■ **TASK TO CARRY OUT**
Print, exactly and completely, every entry in the data.
* Start RECORD SET *
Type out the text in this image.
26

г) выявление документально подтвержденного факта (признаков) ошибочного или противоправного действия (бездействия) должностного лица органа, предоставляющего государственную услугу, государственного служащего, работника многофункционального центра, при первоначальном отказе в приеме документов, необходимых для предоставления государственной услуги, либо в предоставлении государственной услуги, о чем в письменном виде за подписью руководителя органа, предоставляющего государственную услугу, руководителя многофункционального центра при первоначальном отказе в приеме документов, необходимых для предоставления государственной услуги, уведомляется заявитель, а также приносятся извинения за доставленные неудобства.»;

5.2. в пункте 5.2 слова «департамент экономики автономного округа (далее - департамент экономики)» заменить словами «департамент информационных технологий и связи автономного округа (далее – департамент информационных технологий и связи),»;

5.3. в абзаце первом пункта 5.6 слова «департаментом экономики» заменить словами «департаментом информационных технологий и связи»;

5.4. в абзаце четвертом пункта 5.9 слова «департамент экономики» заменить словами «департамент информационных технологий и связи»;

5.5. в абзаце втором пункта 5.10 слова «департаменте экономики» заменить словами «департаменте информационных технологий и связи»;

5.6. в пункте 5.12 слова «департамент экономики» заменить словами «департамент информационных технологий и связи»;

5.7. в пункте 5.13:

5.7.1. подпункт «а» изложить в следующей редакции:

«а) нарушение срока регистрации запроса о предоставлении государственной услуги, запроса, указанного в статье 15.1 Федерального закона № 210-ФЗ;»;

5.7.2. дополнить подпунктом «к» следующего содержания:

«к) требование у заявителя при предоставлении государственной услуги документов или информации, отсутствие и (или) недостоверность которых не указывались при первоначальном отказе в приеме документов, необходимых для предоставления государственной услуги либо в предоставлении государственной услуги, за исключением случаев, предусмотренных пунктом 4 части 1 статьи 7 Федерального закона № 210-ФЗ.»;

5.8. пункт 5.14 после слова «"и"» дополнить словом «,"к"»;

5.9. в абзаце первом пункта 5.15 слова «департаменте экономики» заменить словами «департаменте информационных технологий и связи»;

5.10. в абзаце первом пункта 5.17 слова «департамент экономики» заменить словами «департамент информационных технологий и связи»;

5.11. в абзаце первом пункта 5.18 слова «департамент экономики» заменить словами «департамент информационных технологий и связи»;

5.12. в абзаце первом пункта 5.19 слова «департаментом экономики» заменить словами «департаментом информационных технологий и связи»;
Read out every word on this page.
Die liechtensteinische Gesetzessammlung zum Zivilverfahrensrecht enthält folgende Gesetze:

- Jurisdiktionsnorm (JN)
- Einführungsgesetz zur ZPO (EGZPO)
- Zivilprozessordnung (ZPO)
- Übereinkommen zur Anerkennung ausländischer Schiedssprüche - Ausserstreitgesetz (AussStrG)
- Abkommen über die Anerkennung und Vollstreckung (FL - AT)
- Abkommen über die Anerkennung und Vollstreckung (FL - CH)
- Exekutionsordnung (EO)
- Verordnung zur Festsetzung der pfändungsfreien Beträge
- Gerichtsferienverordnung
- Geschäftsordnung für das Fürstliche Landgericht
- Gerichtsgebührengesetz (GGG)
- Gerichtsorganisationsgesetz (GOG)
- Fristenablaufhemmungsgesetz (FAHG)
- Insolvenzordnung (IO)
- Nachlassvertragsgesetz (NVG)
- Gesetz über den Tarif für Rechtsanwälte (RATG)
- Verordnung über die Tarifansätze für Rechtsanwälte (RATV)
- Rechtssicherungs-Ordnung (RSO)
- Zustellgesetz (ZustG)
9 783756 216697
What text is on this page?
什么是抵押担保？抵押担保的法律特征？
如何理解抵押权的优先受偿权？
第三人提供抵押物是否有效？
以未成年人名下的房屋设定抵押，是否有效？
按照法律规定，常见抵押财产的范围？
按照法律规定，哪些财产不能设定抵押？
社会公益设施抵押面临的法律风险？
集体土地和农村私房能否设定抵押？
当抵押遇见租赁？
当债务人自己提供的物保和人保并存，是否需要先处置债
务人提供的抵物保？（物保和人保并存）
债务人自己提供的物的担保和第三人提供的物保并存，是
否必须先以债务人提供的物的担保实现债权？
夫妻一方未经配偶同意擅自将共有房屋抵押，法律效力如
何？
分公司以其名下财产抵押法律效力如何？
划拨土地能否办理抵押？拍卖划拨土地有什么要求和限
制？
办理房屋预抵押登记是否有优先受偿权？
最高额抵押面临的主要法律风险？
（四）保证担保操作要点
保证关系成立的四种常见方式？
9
* End RECORD SET *
■ **ANSWER BELOW**
Type out the text in this image.
26

г) выявление документально подтвержденного факта (признаков) ошибочного или противоправного действия (бездействия) должностного лица органа, предоставляющего государственную услугу, государственного служащего, работника многофункционального центра, при первоначальном отказе в приеме документов, необходимых для предоставления государственной услуги, либо в предоставлении государственной услуги, о чем в письменном виде за подписью руководителя органа, предоставляющего государственную услугу, руководителя многофункционального центра при первоначальном отказе в приеме документов, необходимых для предоставления государственной услуги, уведомляется заявитель, а также приносятся извинения за доставленные неудобства.»;

5.2. в пункте 5.2 слова «департамент экономики автономного округа (далее - департамент экономики)» заменить словами «департамент информационных технологий и связи автономного округа (далее – департамент информационных технологий и связи),»;

5.3. в абзаце первом пункта 5.6 слова «департаментом экономики» заменить словами «департаментом информационных технологий и связи»;

5.4. в абзаце четвертом пункта 5.9 слова «департамент экономики» заменить словами «департамент информационных технологий и связи»;

5.5. в абзаце втором пункта 5.10 слова «департаменте экономики» заменить словами «департаменте информационных технологий и связи»;

5.6. в пункте 5.12 слова «департамент экономики» заменить словами «департамент информационных технологий и связи»;

5.7. в пункте 5.13:

5.7.1. подпункт «а» изложить в следующей редакции:

«а) нарушение срока регистрации запроса о предоставлении государственной услуги, запроса, указанного в статье 15.1 Федерального закона № 210-ФЗ;»;

5.7.2. дополнить подпунктом «к» следующего содержания:

«к) требование у заявителя при предоставлении государственной услуги документов или информации, отсутствие и (или) недостоверность которых не указывались при первоначальном отказе в приеме документов, необходимых для предоставления государственной услуги либо в предоставлении государственной услуги, за исключением случаев, предусмотренных пунктом 4 части 1 статьи 7 Федерального закона № 210-ФЗ.»;

5.8. пункт 5.14 после слова «"и"» дополнить словом «,"к"»;

5.9. в абзаце первом пункта 5.15 слова «департаменте экономики» заменить словами «департаменте информационных технологий и связи»;

5.10. в абзаце первом пункта 5.17 слова «департамент экономики» заменить словами «департамент информационных технологий и связи»;

5.11. в абзаце первом пункта 5.18 слова «департамент экономики» заменить словами «департамент информационных технологий и связи»;

5.12. в абзаце первом пункта 5.19 слова «департаментом экономики» заменить словами «департаментом информационных технологий и связи»;
Read out every word on this page.
Die liechtensteinische Gesetzessammlung zum Zivilverfahrensrecht enthält folgende Gesetze:

- Jurisdiktionsnorm (JN)
- Einführungsgesetz zur ZPO (EGZPO)
- Zivilprozessordnung (ZPO)
- Übereinkommen zur Anerkennung ausländischer Schiedssprüche - Ausserstreitgesetz (AussStrG)
- Abkommen über die Anerkennung und Vollstreckung (FL - AT)
- Abkommen über die Anerkennung und Vollstreckung (FL - CH)
- Exekutionsordnung (EO)
- Verordnung zur Festsetzung der pfändungsfreien Beträge
- Gerichtsferienverordnung
- Geschäftsordnung für das Fürstliche Landgericht
- Gerichtsgebührengesetz (GGG)
- Gerichtsorganisationsgesetz (GOG)
- Fristenablaufhemmungsgesetz (FAHG)
- Insolvenzordnung (IO)
- Nachlassvertragsgesetz (NVG)
- Gesetz über den Tarif für Rechtsanwälte (RATG)
- Verordnung über die Tarifansätze für Rechtsanwälte (RATV)
- Rechtssicherungs-Ordnung (RSO)
- Zustellgesetz (ZustG)
9 783756 216697
What text is on this page?
什么是抵押担保？抵押担保的法律特征？
如何理解抵押权的优先受偿权？
第三人提供抵押物是否有效？
以未成年人名下的房屋设定抵押，是否有效？
按照法律规定，常见抵押财产的范围？
按照法律规定，哪些财产不能设定抵押？
社会公益设施抵押面临的法律风险？
集体土地和农村私房能否设定抵押？
当抵押遇见租赁？
当债务人自己提供的物保和人保并存，是否需要先处置债
务人提供的抵物保？（物保和人保并存）
债务人自己提供的物的担保和第三人提供的物保并存，是
否必须先以债务人提供的物的担保实现债权？
夫妻一方未经配偶同意擅自将共有房屋抵押，法律效力如
何？
分公司以其名下财产抵押法律效力如何？
划拨土地能否办理抵押？拍卖划拨土地有什么要求和限
制？
办理房屋预抵押登记是否有优先受偿权？
最高额抵押面临的主要法律风险？
（四）保证担保操作要点
保证关系成立的四种常见方式？
9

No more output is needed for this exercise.